> [WHAT IS NEEDED] Identify, in the records below, every line where the string "Plateau" appears, and copy each such line.

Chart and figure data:
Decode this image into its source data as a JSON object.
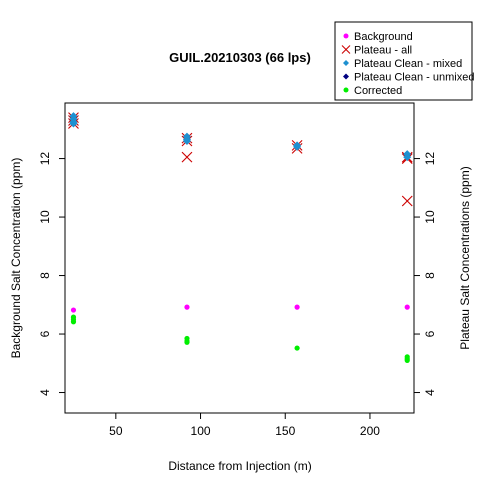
{
  "chart_data": {
    "type": "scatter",
    "title": "GUIL.20210303 (66 lps)",
    "xlabel": "Distance from Injection (m)",
    "ylabel_left": "Background Salt Concentration (ppm)",
    "ylabel_right": "Plateau Salt Concentrations (ppm)",
    "xlim": [
      20,
      226
    ],
    "ylim": [
      3.3,
      13.9
    ],
    "x_ticks": [
      50,
      100,
      150,
      200
    ],
    "y_ticks": [
      4,
      6,
      8,
      10,
      12
    ],
    "legend_position": "top-right",
    "grid": false,
    "series": [
      {
        "name": "Background",
        "marker": "dot",
        "color": "#ff00ff",
        "points": [
          [
            25,
            6.82
          ],
          [
            92,
            6.92
          ],
          [
            157,
            6.92
          ],
          [
            222,
            6.92
          ]
        ]
      },
      {
        "name": "Plateau - all",
        "marker": "x",
        "color": "#cc0000",
        "points": [
          [
            25,
            13.3
          ],
          [
            25,
            13.4
          ],
          [
            25,
            13.2
          ],
          [
            92,
            12.7
          ],
          [
            92,
            12.6
          ],
          [
            92,
            12.05
          ],
          [
            157,
            12.35
          ],
          [
            157,
            12.45
          ],
          [
            222,
            12.05
          ],
          [
            222,
            12.0
          ],
          [
            222,
            10.55
          ]
        ]
      },
      {
        "name": "Plateau Clean - mixed",
        "marker": "diamond",
        "color": "#1e90d0",
        "points": [
          [
            25,
            13.45
          ],
          [
            25,
            13.35
          ],
          [
            25,
            13.25
          ],
          [
            25,
            13.2
          ],
          [
            92,
            12.75
          ],
          [
            92,
            12.65
          ],
          [
            92,
            12.6
          ],
          [
            157,
            12.45
          ],
          [
            157,
            12.4
          ],
          [
            222,
            12.15
          ],
          [
            222,
            12.05
          ]
        ]
      },
      {
        "name": "Plateau Clean - unmixed",
        "marker": "diamond",
        "color": "#000080",
        "points": []
      },
      {
        "name": "Corrected",
        "marker": "dot",
        "color": "#00ee00",
        "points": [
          [
            25,
            6.58
          ],
          [
            25,
            6.5
          ],
          [
            25,
            6.42
          ],
          [
            92,
            5.85
          ],
          [
            92,
            5.76
          ],
          [
            92,
            5.72
          ],
          [
            157,
            5.52
          ],
          [
            222,
            5.22
          ],
          [
            222,
            5.15
          ],
          [
            222,
            5.1
          ]
        ]
      }
    ]
  }
}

> [THE ANSWER]
    "ylabel_right": "Plateau Salt Concentrations (ppm)",
        "name": "Plateau - all",
        "name": "Plateau Clean - mixed",
        "name": "Plateau Clean - unmixed",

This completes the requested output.